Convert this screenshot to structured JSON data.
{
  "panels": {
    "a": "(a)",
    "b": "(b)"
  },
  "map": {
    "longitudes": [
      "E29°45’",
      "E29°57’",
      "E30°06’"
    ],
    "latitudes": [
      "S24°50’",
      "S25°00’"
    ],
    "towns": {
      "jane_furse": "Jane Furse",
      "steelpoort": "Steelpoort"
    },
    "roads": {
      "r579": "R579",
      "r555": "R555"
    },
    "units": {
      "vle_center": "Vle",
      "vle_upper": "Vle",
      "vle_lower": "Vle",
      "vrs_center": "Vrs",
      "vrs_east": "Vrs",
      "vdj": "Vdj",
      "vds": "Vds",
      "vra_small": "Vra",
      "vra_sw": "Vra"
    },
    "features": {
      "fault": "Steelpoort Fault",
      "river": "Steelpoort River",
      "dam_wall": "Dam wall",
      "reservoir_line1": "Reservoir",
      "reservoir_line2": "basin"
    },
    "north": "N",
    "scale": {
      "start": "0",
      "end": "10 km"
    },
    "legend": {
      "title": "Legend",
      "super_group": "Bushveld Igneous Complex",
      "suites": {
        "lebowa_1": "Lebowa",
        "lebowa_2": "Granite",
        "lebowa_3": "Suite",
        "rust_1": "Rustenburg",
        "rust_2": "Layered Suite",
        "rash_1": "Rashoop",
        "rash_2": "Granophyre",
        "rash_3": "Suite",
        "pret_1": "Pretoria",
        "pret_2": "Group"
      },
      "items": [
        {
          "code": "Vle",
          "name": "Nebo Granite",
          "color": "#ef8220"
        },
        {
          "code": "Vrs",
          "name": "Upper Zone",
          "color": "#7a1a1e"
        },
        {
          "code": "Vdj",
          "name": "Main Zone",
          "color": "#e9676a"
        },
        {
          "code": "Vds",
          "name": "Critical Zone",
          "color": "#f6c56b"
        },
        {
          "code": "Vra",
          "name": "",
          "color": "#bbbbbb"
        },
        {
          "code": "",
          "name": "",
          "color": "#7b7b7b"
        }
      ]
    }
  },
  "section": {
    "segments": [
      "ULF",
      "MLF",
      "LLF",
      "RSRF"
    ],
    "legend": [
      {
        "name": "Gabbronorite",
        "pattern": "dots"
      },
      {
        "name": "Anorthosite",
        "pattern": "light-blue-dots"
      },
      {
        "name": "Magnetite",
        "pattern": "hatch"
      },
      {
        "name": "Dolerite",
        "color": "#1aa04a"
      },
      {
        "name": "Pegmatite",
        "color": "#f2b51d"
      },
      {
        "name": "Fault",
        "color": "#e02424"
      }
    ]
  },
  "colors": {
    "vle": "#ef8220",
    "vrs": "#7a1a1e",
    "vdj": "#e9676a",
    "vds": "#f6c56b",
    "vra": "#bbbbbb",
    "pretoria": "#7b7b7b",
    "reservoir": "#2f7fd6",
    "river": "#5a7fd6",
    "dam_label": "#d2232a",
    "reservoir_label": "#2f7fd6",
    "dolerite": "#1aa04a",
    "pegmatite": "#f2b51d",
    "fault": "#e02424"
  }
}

═══

Out of the material above, select every line that holds the string "pattern".

        "pattern": "dots"
        "pattern": "light-blue-dots"
        "pattern": "hatch"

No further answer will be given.